THE REQUEST:
Transcribe the lines below verbatim, skipping the images.

RECORDS TO PROCESS:
---*---
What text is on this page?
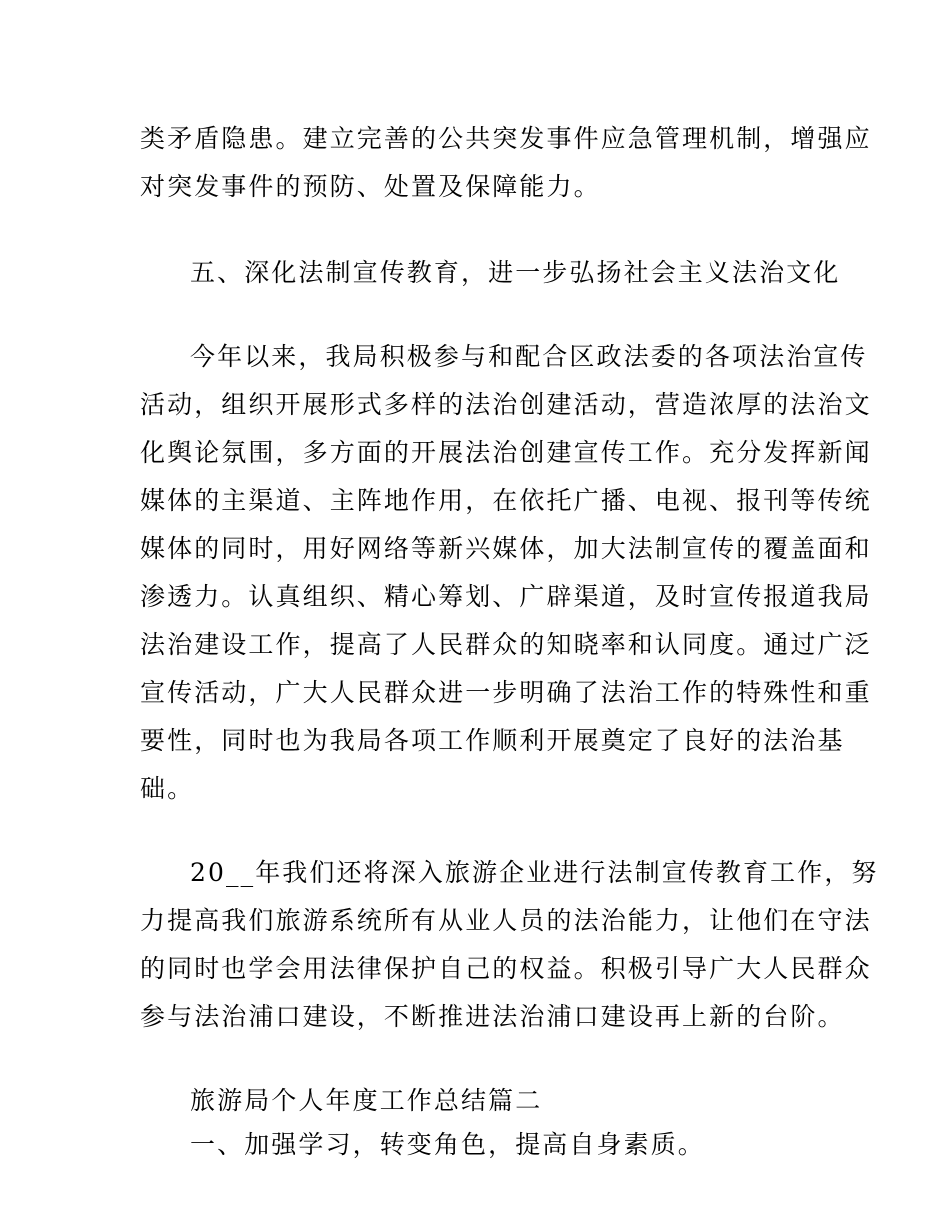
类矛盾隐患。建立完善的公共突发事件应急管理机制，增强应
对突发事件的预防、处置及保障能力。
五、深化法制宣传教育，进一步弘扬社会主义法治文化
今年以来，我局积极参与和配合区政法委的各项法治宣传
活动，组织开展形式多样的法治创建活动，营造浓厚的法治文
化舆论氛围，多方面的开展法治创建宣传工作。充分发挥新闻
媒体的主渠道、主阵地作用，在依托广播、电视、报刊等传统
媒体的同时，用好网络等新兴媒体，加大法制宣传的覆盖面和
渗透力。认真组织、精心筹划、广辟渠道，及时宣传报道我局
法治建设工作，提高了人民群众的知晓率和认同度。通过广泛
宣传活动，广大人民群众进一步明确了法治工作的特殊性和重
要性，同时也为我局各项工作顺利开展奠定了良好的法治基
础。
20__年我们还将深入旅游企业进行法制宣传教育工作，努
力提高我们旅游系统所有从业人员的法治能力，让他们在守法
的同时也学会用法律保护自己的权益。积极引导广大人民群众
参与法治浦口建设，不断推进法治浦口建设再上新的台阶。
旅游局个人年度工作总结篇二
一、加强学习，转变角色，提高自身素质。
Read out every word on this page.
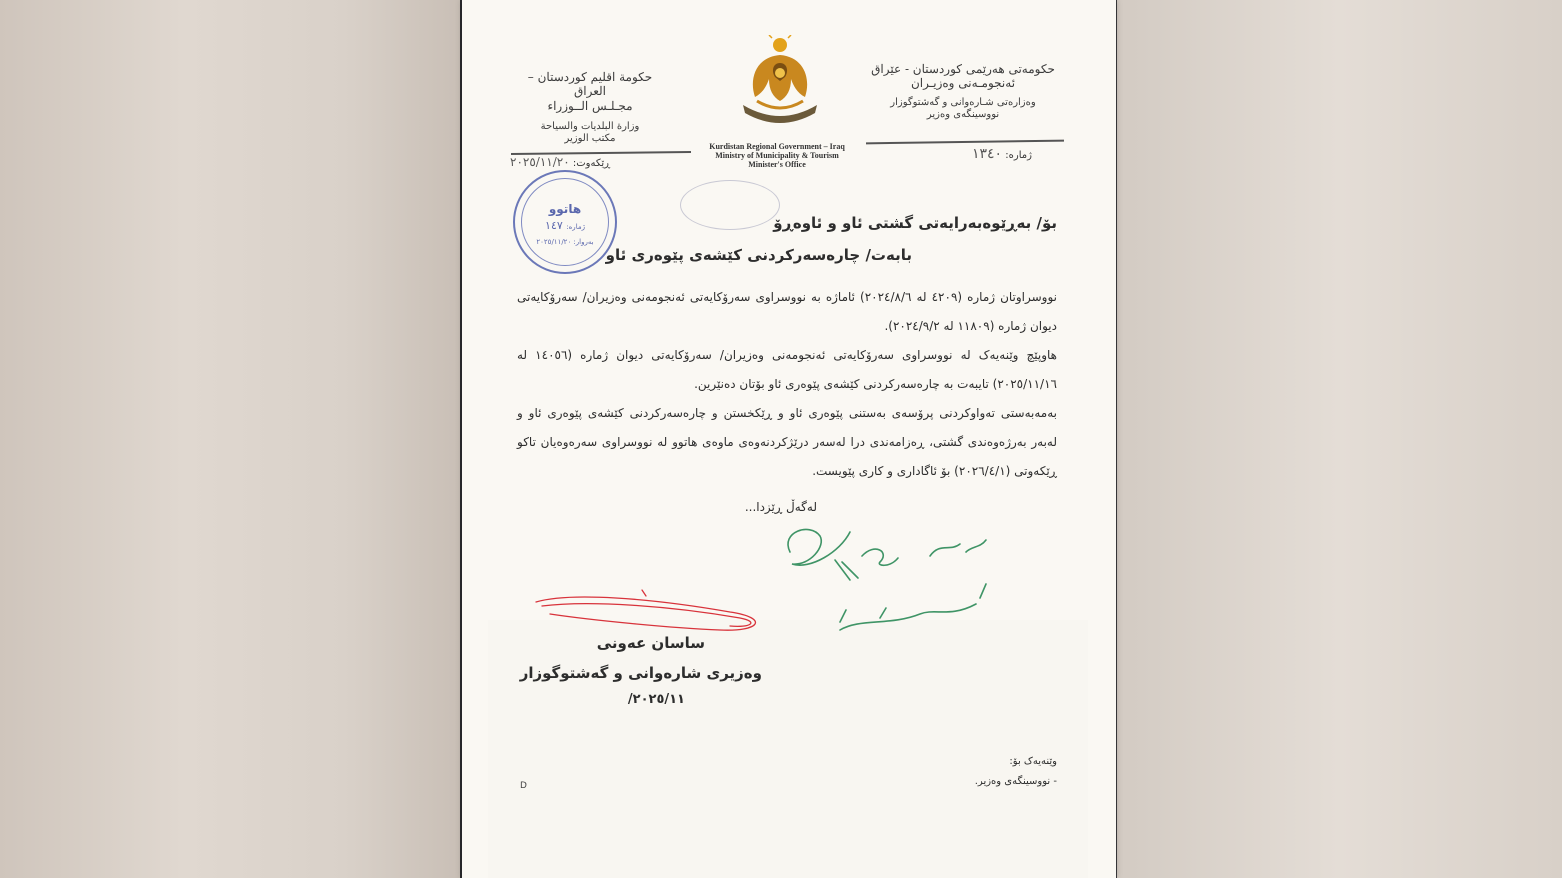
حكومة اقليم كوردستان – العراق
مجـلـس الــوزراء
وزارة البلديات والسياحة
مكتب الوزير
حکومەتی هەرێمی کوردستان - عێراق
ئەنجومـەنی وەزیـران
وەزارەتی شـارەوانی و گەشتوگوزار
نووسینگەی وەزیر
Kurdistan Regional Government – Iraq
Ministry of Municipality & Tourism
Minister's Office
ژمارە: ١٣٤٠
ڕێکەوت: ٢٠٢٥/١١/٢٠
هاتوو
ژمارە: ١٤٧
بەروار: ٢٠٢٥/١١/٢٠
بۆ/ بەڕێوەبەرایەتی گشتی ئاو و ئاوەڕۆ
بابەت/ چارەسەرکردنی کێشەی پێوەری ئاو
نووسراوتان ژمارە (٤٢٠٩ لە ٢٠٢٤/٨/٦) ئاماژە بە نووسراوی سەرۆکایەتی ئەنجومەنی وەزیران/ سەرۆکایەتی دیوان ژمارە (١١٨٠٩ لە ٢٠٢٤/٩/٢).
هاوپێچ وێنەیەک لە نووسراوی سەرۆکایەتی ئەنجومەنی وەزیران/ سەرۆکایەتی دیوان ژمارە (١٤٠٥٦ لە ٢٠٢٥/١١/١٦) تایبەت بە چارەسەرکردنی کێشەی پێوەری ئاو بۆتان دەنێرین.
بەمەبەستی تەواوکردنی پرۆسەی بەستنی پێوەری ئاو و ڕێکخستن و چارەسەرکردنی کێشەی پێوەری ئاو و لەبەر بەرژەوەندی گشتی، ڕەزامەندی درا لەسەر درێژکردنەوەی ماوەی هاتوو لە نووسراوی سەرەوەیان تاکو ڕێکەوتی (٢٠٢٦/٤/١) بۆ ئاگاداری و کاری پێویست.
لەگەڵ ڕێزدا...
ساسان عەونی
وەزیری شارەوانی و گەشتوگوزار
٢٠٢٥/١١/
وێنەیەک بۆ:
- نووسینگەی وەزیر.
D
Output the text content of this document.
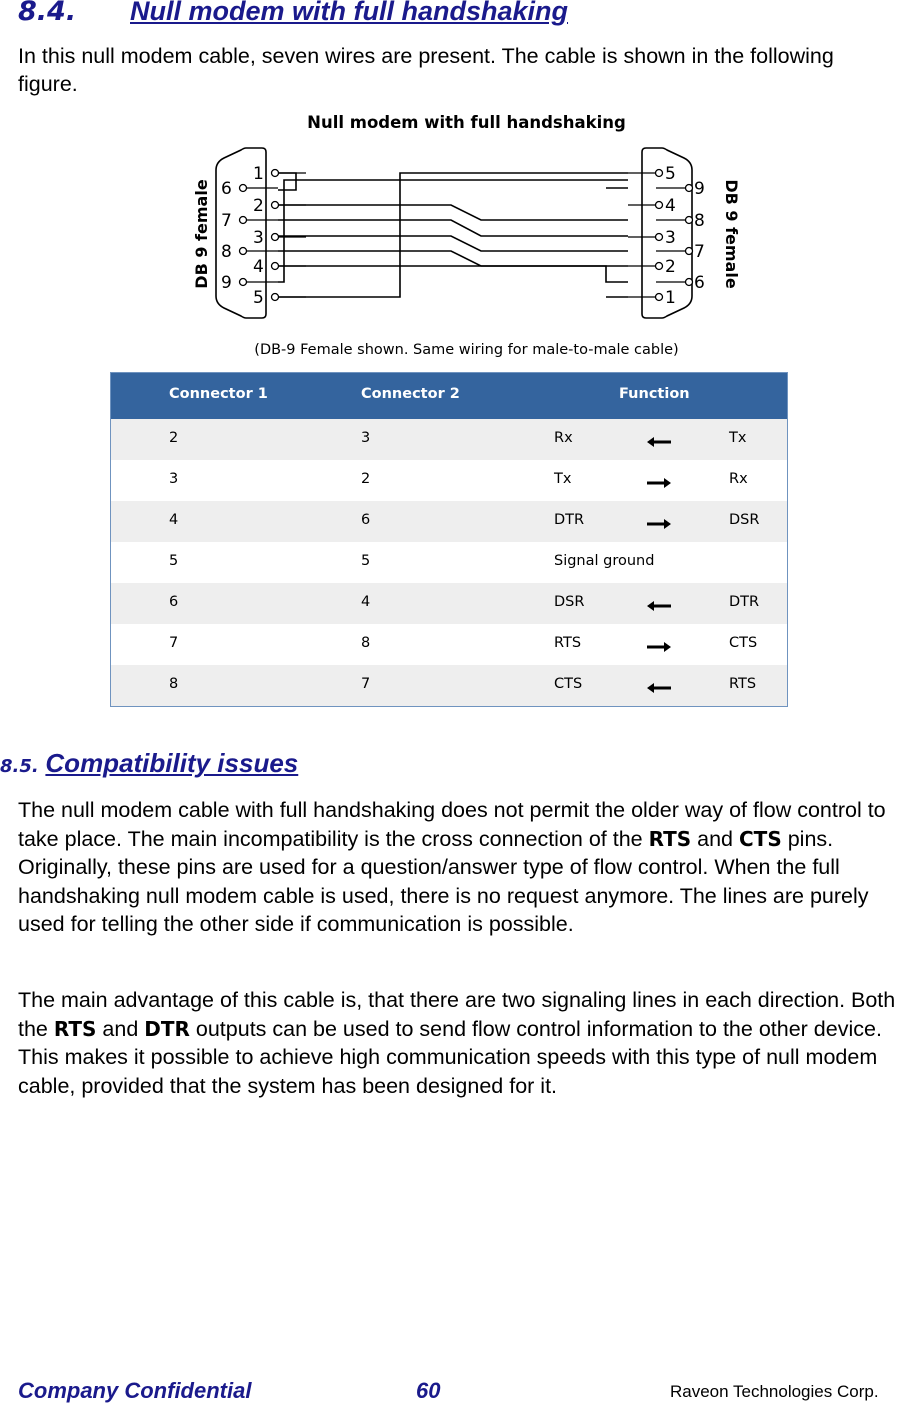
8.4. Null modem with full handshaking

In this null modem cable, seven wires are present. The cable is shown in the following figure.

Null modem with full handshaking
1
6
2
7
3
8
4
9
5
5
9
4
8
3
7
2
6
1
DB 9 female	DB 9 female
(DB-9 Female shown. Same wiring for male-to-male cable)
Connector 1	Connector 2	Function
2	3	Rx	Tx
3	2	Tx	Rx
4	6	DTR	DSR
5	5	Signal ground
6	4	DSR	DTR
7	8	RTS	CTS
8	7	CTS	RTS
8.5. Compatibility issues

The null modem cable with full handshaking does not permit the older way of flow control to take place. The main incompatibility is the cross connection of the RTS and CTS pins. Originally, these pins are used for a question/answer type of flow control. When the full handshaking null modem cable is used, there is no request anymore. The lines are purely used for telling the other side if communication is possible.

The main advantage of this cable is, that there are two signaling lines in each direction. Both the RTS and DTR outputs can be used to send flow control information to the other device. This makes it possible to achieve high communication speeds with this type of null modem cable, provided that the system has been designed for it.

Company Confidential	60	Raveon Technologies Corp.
---*---
RESULT BELOW:
What text is on this page?
类矛盾隐患。建立完善的公共突发事件应急管理机制，增强应
对突发事件的预防、处置及保障能力。
五、深化法制宣传教育，进一步弘扬社会主义法治文化
今年以来，我局积极参与和配合区政法委的各项法治宣传
活动，组织开展形式多样的法治创建活动，营造浓厚的法治文
化舆论氛围，多方面的开展法治创建宣传工作。充分发挥新闻
媒体的主渠道、主阵地作用，在依托广播、电视、报刊等传统
媒体的同时，用好网络等新兴媒体，加大法制宣传的覆盖面和
渗透力。认真组织、精心筹划、广辟渠道，及时宣传报道我局
法治建设工作，提高了人民群众的知晓率和认同度。通过广泛
宣传活动，广大人民群众进一步明确了法治工作的特殊性和重
要性，同时也为我局各项工作顺利开展奠定了良好的法治基
础。
20__年我们还将深入旅游企业进行法制宣传教育工作，努
力提高我们旅游系统所有从业人员的法治能力，让他们在守法
的同时也学会用法律保护自己的权益。积极引导广大人民群众
参与法治浦口建设，不断推进法治浦口建设再上新的台阶。
旅游局个人年度工作总结篇二
一、加强学习，转变角色，提高自身素质。
Read out every word on this page.
حكومة اقليم كوردستان – العراق
مجـلـس الــوزراء
وزارة البلديات والسياحة
مكتب الوزير
حکومەتی هەرێمی کوردستان - عێراق
ئەنجومـەنی وەزیـران
وەزارەتی شـارەوانی و گەشتوگوزار
نووسینگەی وەزیر
Kurdistan Regional Government – Iraq
Ministry of Municipality & Tourism
Minister's Office
ژمارە: ١٣٤٠
ڕێکەوت: ٢٠٢٥/١١/٢٠
هاتوو
ژمارە: ١٤٧
بەروار: ٢٠٢٥/١١/٢٠
بۆ/ بەڕێوەبەرایەتی گشتی ئاو و ئاوەڕۆ
بابەت/ چارەسەرکردنی کێشەی پێوەری ئاو
نووسراوتان ژمارە (٤٢٠٩ لە ٢٠٢٤/٨/٦) ئاماژە بە نووسراوی سەرۆکایەتی ئەنجومەنی وەزیران/ سەرۆکایەتی دیوان ژمارە (١١٨٠٩ لە ٢٠٢٤/٩/٢).
هاوپێچ وێنەیەک لە نووسراوی سەرۆکایەتی ئەنجومەنی وەزیران/ سەرۆکایەتی دیوان ژمارە (١٤٠٥٦ لە ٢٠٢٥/١١/١٦) تایبەت بە چارەسەرکردنی کێشەی پێوەری ئاو بۆتان دەنێرین.
بەمەبەستی تەواوکردنی پرۆسەی بەستنی پێوەری ئاو و ڕێکخستن و چارەسەرکردنی کێشەی پێوەری ئاو و لەبەر بەرژەوەندی گشتی، ڕەزامەندی درا لەسەر درێژکردنەوەی ماوەی هاتوو لە نووسراوی سەرەوەیان تاکو ڕێکەوتی (٢٠٢٦/٤/١) بۆ ئاگاداری و کاری پێویست.
لەگەڵ ڕێزدا...
ساسان عەونی
وەزیری شارەوانی و گەشتوگوزار
٢٠٢٥/١١/
وێنەیەک بۆ:
- نووسینگەی وەزیر.
D
Output the text content of this document.
8.4. Null modem with full handshaking

In this null modem cable, seven wires are present. The cable is shown in the following figure.

Null modem with full handshaking
1
6
2
7
3
8
4
9
5
5
9
4
8
3
7
2
6
1
DB 9 female	DB 9 female
(DB-9 Female shown. Same wiring for male-to-male cable)
Connector 1	Connector 2	Function
2	3	Rx	Tx
3	2	Tx	Rx
4	6	DTR	DSR
5	5	Signal ground
6	4	DSR	DTR
7	8	RTS	CTS
8	7	CTS	RTS
8.5. Compatibility issues

The null modem cable with full handshaking does not permit the older way of flow control to take place. The main incompatibility is the cross connection of the RTS and CTS pins. Originally, these pins are used for a question/answer type of flow control. When the full handshaking null modem cable is used, there is no request anymore. The lines are purely used for telling the other side if communication is possible.

The main advantage of this cable is, that there are two signaling lines in each direction. Both the RTS and DTR outputs can be used to send flow control information to the other device. This makes it possible to achieve high communication speeds with this type of null modem cable, provided that the system has been designed for it.

Company Confidential	60	Raveon Technologies Corp.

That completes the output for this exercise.